The exercise -> Copy, from the entries below, each line in which the string "aquaero" appears.

Supplied data ->
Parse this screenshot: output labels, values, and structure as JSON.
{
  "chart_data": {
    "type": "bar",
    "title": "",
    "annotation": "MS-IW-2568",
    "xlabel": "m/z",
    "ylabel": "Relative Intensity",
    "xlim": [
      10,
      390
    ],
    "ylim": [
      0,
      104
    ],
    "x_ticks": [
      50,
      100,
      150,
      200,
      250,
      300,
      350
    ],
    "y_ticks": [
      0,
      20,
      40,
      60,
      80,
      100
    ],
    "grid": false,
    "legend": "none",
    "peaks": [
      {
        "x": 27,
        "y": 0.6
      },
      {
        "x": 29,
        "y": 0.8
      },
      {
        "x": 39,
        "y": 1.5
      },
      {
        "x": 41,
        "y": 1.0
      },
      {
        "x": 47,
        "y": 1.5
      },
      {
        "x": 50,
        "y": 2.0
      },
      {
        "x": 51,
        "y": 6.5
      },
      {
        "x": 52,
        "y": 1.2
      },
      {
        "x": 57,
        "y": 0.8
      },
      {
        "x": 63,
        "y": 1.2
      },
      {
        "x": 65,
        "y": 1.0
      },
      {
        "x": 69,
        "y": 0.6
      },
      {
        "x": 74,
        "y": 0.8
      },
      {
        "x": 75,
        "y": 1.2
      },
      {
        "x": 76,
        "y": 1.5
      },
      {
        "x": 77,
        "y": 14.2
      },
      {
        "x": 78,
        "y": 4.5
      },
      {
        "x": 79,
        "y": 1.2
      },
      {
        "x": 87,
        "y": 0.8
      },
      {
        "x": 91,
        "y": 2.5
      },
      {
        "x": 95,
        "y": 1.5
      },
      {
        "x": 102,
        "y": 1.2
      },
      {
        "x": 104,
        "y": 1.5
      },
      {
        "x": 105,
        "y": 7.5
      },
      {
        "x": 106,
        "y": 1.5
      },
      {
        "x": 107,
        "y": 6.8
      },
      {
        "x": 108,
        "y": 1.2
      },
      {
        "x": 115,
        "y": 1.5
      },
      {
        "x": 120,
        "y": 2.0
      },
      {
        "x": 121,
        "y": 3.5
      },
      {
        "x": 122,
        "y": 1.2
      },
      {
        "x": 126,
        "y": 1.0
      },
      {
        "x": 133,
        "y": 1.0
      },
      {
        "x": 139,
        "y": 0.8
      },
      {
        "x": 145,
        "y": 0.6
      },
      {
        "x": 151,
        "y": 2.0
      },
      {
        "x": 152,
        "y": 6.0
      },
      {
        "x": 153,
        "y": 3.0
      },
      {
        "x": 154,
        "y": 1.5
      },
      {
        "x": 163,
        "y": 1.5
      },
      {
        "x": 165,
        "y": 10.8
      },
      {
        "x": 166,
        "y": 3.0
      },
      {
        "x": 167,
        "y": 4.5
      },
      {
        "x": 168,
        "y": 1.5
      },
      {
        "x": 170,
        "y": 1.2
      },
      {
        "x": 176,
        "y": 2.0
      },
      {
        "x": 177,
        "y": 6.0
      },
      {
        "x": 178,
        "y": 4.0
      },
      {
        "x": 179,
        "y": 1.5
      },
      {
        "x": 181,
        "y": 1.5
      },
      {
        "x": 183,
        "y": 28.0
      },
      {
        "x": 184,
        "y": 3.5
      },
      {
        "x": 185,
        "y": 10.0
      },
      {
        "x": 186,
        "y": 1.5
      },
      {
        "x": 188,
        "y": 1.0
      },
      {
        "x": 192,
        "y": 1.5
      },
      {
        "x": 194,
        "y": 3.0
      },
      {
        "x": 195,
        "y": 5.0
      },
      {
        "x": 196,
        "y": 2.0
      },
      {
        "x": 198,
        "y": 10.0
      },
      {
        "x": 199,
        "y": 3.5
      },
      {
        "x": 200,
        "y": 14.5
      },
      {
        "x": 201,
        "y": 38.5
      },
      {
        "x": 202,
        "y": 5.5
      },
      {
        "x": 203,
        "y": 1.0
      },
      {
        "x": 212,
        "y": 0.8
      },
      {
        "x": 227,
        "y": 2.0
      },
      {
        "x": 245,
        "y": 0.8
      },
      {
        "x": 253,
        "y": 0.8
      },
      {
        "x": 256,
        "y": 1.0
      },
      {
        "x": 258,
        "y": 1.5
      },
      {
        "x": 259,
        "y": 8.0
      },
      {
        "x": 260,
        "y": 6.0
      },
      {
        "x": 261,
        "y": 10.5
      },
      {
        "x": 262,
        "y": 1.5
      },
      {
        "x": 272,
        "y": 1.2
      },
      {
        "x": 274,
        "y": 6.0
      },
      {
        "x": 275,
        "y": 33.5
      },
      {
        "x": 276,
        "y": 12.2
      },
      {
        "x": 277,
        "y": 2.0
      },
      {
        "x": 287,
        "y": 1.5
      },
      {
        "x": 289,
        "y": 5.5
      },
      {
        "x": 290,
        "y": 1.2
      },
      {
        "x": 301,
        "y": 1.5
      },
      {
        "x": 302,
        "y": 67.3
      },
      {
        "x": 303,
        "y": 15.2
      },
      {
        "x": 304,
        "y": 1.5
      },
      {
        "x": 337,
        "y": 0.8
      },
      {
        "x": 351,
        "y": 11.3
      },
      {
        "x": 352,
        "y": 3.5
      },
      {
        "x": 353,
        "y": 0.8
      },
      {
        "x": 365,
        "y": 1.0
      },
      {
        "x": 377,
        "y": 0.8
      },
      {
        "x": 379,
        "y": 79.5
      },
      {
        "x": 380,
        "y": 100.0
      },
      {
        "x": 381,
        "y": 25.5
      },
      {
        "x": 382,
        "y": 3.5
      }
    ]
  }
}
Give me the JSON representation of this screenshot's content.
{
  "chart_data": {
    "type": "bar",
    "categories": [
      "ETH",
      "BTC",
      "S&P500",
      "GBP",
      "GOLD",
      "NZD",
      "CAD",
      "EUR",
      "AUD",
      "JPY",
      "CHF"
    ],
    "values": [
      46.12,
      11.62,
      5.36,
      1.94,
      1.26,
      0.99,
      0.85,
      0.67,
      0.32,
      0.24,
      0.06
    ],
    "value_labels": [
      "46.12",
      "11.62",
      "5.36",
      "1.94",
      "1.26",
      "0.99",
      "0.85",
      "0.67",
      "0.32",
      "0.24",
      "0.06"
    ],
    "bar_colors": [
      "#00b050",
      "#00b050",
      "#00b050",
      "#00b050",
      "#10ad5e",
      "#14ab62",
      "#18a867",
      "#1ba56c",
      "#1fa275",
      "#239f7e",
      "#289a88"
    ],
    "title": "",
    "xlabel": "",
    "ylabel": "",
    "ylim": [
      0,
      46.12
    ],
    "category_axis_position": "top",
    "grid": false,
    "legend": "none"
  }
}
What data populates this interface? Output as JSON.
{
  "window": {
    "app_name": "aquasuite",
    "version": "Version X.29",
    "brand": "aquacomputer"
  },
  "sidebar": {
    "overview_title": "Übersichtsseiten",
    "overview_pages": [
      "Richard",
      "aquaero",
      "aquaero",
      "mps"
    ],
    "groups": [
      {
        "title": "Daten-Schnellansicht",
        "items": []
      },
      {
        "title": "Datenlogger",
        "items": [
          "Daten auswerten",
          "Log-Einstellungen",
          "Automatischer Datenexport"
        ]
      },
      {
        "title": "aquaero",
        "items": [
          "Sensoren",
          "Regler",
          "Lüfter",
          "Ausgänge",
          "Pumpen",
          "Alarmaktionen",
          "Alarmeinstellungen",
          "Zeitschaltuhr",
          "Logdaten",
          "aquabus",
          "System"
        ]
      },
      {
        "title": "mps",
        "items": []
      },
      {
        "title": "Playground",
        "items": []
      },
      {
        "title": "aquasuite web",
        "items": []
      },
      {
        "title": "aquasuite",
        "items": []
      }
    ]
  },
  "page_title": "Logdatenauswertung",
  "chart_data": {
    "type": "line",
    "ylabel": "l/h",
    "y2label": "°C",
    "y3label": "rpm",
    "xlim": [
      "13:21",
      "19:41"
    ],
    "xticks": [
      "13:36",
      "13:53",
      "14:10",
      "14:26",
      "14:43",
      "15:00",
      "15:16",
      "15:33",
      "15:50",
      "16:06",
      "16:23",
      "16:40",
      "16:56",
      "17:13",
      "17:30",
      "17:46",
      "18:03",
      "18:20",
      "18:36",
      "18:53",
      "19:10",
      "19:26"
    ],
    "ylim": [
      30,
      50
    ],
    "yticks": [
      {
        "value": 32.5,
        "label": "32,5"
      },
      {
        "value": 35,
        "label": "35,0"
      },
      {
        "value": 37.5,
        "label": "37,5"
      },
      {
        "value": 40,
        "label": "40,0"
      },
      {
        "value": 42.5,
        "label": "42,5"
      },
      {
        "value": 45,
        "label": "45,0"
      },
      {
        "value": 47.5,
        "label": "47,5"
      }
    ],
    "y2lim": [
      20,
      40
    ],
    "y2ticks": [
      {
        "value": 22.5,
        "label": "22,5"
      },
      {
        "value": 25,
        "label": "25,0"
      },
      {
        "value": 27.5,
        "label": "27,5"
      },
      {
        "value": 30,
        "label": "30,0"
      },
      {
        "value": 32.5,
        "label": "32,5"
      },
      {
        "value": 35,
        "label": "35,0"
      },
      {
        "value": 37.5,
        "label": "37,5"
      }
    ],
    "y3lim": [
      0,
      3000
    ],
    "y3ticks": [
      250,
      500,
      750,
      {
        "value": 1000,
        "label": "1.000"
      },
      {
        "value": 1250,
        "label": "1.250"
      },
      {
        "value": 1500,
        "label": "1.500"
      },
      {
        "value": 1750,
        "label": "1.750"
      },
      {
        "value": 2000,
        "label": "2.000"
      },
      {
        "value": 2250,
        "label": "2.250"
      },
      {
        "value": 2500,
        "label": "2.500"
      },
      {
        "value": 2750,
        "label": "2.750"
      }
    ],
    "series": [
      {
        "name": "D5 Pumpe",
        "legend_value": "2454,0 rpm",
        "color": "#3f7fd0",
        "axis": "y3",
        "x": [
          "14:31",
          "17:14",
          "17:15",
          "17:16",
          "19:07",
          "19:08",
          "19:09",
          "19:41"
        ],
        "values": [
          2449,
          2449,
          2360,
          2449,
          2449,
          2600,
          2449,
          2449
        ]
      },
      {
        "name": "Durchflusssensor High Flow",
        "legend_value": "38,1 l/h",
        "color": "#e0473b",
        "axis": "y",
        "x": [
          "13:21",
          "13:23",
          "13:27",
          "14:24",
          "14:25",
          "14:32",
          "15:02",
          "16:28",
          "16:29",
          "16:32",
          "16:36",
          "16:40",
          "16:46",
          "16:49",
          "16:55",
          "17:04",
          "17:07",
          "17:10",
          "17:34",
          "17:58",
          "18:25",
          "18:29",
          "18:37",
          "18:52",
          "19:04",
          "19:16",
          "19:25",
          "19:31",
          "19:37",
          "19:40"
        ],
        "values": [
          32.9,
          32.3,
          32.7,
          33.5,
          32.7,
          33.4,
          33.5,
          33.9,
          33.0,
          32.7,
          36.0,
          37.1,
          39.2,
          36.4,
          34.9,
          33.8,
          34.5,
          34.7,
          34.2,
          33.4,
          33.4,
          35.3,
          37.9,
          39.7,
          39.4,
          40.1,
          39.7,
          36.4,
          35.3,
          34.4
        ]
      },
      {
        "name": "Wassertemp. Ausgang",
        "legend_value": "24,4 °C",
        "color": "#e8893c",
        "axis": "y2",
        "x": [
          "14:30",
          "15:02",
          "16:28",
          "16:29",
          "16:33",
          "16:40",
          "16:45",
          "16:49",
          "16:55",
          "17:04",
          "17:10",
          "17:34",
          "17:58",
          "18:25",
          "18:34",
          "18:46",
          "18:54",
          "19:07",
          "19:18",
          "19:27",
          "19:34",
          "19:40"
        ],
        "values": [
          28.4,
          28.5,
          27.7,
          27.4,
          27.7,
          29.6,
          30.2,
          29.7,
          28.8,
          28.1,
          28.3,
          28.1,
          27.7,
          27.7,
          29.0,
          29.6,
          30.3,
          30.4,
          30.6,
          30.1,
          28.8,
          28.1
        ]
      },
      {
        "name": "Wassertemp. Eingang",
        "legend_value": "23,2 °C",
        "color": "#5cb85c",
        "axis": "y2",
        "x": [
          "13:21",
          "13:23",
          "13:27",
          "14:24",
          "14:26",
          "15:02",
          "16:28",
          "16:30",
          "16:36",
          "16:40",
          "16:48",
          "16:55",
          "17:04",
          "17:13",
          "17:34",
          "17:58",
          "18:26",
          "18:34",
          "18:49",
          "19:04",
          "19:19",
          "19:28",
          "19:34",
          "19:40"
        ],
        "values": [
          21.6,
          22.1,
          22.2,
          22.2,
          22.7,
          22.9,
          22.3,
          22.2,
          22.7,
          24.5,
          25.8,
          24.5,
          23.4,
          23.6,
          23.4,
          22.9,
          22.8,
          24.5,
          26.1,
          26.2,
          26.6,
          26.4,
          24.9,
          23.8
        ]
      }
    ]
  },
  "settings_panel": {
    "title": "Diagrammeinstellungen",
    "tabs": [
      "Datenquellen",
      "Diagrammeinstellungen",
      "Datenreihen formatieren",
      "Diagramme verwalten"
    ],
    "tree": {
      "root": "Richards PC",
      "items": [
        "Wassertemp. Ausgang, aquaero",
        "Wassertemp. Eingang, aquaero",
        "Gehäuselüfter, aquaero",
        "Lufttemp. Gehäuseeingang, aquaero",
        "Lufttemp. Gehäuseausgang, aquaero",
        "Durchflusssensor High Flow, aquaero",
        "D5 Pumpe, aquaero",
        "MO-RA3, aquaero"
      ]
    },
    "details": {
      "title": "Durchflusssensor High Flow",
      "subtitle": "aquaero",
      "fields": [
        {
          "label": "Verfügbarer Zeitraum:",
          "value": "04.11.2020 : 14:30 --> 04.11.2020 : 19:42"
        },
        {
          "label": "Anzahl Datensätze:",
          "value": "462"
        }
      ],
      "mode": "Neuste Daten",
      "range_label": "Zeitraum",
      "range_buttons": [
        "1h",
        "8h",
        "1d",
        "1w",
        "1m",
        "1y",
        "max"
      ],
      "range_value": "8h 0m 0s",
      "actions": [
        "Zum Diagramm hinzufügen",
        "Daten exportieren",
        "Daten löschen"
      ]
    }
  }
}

Task solution ->
      "aquaero",
      "aquaero",
        "title": "aquaero",
        "Wassertemp. Ausgang, aquaero",
        "Wassertemp. Eingang, aquaero",
        "Gehäuselüfter, aquaero",
        "Lufttemp. Gehäuseeingang, aquaero",
        "Lufttemp. Gehäuseausgang, aquaero",
        "Durchflusssensor High Flow, aquaero",
        "D5 Pumpe, aquaero",
        "MO-RA3, aquaero"
      "subtitle": "aquaero",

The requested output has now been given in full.